-- BEGIN Quoted text --

Bullshit. Lenses and textures aren't magic - they work based on laws of physics. If you can emulate those realistically enough, the end product will be the same.
Also, this ties into the whole stupid argument put forward by what I can only assume are uneducated hipsters who like to see film as some kind of set-in-stone ideal which should not be tampered with, or else the gods will be displeased. The old movies were better, CGI is bad, yadda yadda, all the same pseudointellectual crap from people who like to feel that their taste is special and privileged.
District 9 and Avatar were awesome as far as I'm concerned and felt no more or less "rich" than other movies I enjoyed.
No computer graphics in Blade Runner and that was an awesome sci-fi movie. OK, it did also have Ridley Scott directing and Rutger Hauer and Harrison Ford, but no CGI and if you didn't know that you'd think it did.

-- END Quoted text --
-- BEGIN Material shown --

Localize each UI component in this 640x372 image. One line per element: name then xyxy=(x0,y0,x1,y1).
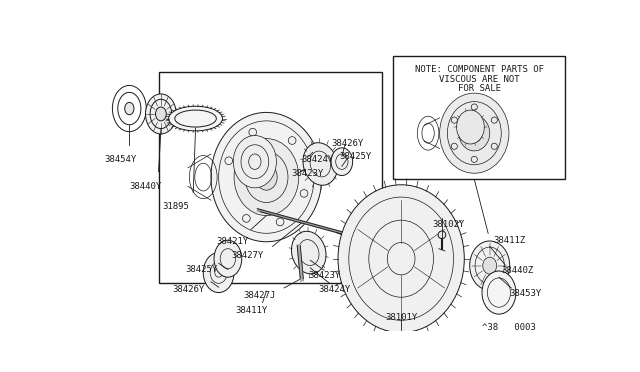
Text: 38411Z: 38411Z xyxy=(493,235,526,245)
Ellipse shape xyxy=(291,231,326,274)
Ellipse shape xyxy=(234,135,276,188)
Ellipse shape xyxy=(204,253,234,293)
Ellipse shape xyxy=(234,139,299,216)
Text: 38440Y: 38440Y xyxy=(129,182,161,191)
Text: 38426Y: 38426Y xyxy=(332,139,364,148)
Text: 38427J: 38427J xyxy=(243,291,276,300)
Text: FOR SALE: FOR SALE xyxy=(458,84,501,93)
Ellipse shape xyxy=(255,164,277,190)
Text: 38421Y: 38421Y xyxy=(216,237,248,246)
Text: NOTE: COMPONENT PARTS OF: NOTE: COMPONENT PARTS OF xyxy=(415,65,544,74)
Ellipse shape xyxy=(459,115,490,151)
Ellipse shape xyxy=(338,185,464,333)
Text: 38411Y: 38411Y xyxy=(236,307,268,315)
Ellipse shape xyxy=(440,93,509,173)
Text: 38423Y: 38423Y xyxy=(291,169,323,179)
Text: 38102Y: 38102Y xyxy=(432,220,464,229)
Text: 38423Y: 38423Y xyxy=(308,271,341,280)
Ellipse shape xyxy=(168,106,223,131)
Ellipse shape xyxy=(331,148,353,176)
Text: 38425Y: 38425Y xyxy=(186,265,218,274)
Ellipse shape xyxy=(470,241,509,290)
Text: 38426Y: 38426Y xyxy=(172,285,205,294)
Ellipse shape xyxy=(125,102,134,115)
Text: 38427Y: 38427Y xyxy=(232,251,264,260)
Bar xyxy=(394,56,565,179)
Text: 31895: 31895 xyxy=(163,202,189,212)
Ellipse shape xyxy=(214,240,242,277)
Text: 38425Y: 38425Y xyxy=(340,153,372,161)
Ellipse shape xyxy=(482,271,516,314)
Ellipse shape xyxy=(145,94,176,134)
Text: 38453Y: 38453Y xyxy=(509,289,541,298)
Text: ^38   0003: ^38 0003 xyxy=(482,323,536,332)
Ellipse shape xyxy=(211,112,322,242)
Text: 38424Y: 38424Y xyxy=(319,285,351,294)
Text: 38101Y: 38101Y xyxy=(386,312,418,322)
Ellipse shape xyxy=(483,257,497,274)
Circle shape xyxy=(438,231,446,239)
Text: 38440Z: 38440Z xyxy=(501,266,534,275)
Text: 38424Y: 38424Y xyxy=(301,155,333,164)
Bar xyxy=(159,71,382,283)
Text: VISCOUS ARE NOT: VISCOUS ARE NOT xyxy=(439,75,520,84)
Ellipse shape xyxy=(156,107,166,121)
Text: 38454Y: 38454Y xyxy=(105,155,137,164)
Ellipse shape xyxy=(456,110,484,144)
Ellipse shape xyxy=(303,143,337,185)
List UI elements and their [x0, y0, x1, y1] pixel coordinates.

-- END Material shown --
-- BEGIN Material shown --

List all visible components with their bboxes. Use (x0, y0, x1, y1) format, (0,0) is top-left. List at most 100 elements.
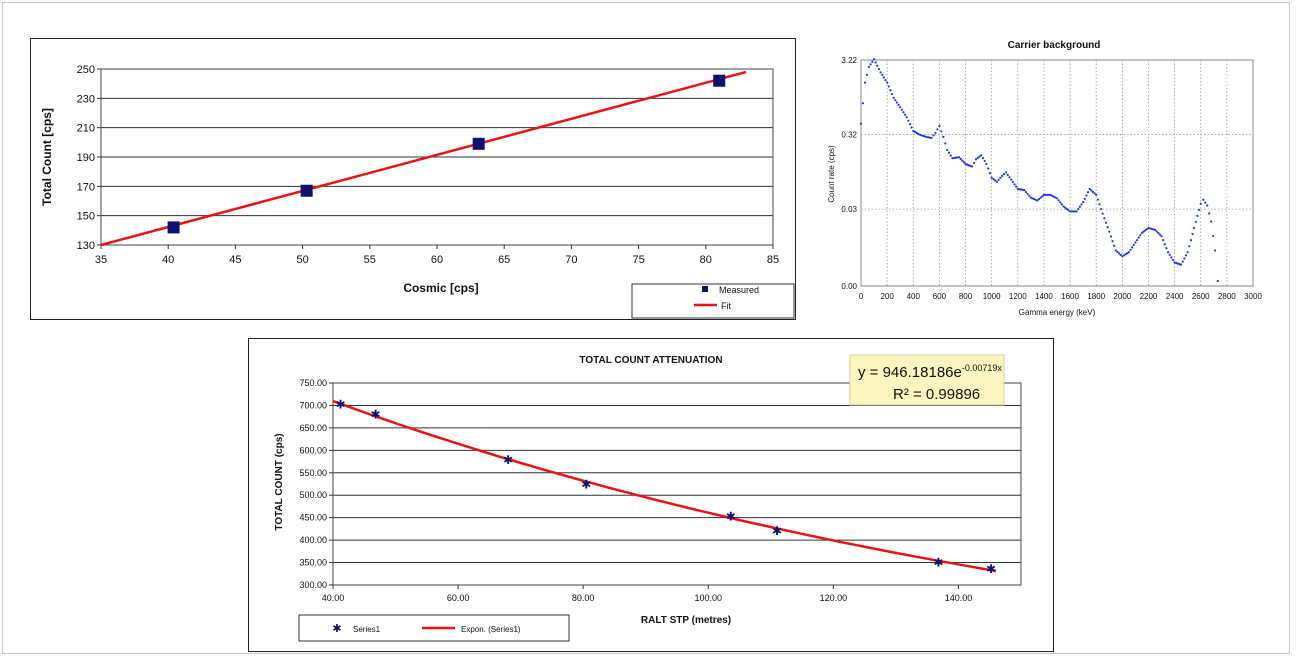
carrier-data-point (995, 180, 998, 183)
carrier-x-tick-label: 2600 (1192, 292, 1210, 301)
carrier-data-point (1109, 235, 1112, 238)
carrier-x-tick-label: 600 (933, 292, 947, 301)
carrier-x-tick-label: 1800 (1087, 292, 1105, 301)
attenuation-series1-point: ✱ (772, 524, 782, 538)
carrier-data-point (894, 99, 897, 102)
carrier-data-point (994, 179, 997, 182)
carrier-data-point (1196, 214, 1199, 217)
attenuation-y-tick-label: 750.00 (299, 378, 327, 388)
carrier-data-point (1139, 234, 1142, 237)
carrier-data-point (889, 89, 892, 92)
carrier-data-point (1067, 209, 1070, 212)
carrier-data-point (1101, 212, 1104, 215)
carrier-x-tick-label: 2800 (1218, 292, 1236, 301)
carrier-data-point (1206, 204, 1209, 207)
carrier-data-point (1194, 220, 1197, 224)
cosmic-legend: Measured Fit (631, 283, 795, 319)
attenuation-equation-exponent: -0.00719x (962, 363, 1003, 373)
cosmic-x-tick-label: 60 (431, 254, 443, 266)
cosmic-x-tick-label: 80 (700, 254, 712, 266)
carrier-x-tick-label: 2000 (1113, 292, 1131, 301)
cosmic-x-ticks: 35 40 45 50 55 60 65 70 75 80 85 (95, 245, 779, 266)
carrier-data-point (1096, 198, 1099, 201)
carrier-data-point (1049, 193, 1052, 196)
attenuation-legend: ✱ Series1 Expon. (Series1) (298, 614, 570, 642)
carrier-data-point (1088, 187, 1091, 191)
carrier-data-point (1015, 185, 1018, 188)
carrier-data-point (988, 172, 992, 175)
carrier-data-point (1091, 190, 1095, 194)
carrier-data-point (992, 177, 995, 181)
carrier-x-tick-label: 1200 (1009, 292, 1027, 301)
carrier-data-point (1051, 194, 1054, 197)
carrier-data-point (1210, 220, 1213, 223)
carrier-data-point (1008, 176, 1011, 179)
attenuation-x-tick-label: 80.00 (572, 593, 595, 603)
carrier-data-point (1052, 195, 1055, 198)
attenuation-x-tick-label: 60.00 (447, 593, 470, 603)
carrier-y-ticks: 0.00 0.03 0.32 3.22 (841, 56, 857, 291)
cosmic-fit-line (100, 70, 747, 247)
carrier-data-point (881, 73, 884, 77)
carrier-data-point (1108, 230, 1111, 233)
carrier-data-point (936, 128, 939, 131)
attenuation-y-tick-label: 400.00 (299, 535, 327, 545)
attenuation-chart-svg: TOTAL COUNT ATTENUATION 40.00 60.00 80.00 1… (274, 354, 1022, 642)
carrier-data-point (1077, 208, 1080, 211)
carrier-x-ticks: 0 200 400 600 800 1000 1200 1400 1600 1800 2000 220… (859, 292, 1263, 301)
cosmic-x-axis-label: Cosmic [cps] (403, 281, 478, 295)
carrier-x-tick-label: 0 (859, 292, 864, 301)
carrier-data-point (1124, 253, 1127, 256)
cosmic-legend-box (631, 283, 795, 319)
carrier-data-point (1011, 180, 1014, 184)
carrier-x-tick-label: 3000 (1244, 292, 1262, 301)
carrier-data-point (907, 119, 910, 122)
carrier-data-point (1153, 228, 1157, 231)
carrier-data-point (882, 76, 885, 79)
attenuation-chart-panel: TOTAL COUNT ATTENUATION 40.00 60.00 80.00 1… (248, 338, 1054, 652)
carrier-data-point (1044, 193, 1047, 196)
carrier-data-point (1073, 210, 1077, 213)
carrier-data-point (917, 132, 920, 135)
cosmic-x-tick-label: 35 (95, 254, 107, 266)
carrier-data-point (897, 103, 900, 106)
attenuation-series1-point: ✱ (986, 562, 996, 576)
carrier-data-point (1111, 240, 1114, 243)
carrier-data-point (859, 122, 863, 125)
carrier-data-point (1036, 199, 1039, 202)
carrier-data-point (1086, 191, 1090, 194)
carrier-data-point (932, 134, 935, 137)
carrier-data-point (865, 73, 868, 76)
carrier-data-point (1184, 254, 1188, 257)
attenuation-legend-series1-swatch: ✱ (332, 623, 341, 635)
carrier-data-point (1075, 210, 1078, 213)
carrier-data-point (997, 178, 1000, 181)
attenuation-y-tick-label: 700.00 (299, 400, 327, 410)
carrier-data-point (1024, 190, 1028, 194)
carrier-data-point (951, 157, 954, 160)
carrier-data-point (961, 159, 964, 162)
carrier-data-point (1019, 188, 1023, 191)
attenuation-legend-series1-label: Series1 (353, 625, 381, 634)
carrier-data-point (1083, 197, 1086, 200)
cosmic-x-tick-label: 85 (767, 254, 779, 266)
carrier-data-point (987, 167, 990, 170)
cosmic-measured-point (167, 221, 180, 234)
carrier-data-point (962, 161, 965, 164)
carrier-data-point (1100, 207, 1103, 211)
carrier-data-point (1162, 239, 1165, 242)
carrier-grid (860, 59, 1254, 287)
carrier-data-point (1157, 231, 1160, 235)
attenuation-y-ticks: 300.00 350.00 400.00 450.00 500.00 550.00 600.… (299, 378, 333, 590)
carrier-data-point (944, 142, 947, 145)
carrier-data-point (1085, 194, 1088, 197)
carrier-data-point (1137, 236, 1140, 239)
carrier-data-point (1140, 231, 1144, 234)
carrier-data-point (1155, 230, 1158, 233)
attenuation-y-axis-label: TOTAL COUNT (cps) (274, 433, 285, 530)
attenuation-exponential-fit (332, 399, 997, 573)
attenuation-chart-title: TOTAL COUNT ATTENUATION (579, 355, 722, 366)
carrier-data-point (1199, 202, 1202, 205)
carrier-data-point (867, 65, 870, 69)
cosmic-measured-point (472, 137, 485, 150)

-- END Material shown --

In the comment about CGI in movies, which two films does the writer call awesome and no more or less "rich" than other movies?

▶ **Reply to the exercise**
District 9 and Avatar.